SET TASK:
Pictures do not belong in the copy; quote every entry below exactly.

[Records contained in a dataset]
---*---

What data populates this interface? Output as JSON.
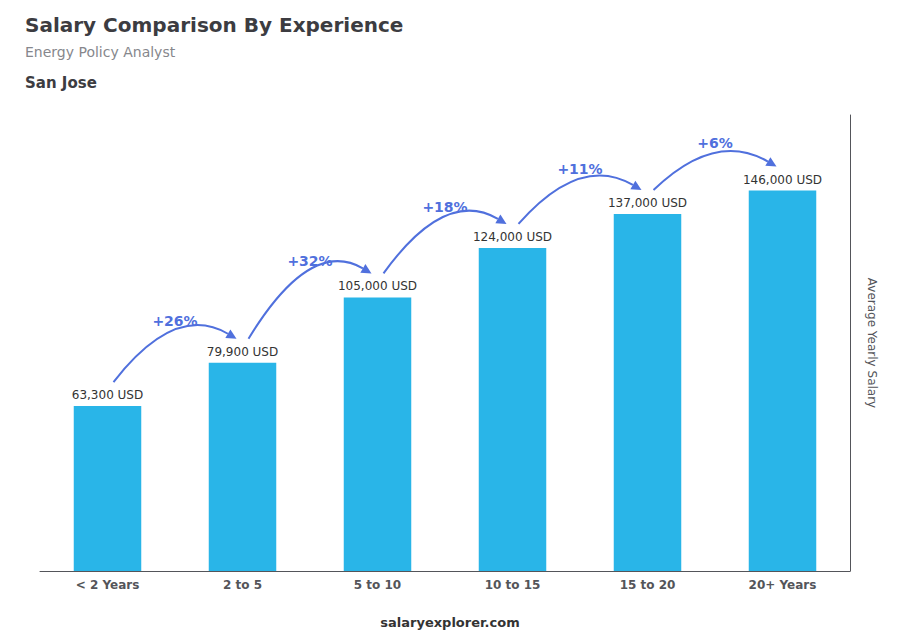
{
  "chart_data": {
    "type": "bar",
    "title": "Salary Comparison By Experience",
    "subtitle": "Energy Policy Analyst",
    "city": "San Jose",
    "ylabel": "Average Yearly Salary",
    "footer": "salaryexplorer.com",
    "categories": [
      "< 2 Years",
      "2 to 5",
      "5 to 10",
      "10 to 15",
      "15 to 20",
      "20+ Years"
    ],
    "values": [
      63300,
      79900,
      105000,
      124000,
      137000,
      146000
    ],
    "value_labels": [
      "63,300 USD",
      "79,900 USD",
      "105,000 USD",
      "124,000 USD",
      "137,000 USD",
      "146,000 USD"
    ],
    "data_labels": true,
    "color": "#29b5e8",
    "ylim": [
      0,
      175000
    ],
    "grid": false,
    "tick_labels": "x",
    "change_labels": [
      "+26%",
      "+32%",
      "+18%",
      "+11%",
      "+6%"
    ]
  }
}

---*---

ANSWER TO THE EXERCISE:
What data populates this interface? Output as JSON.
{
  "chart_data": {
    "type": "bar",
    "title": "Salary Comparison By Experience",
    "subtitle": "Energy Policy Analyst",
    "city": "San Jose",
    "ylabel": "Average Yearly Salary",
    "footer": "salaryexplorer.com",
    "categories": [
      "< 2 Years",
      "2 to 5",
      "5 to 10",
      "10 to 15",
      "15 to 20",
      "20+ Years"
    ],
    "values": [
      63300,
      79900,
      105000,
      124000,
      137000,
      146000
    ],
    "value_labels": [
      "63,300 USD",
      "79,900 USD",
      "105,000 USD",
      "124,000 USD",
      "137,000 USD",
      "146,000 USD"
    ],
    "data_labels": true,
    "color": "#29b5e8",
    "ylim": [
      0,
      175000
    ],
    "grid": false,
    "tick_labels": "x",
    "change_labels": [
      "+26%",
      "+32%",
      "+18%",
      "+11%",
      "+6%"
    ]
  }
}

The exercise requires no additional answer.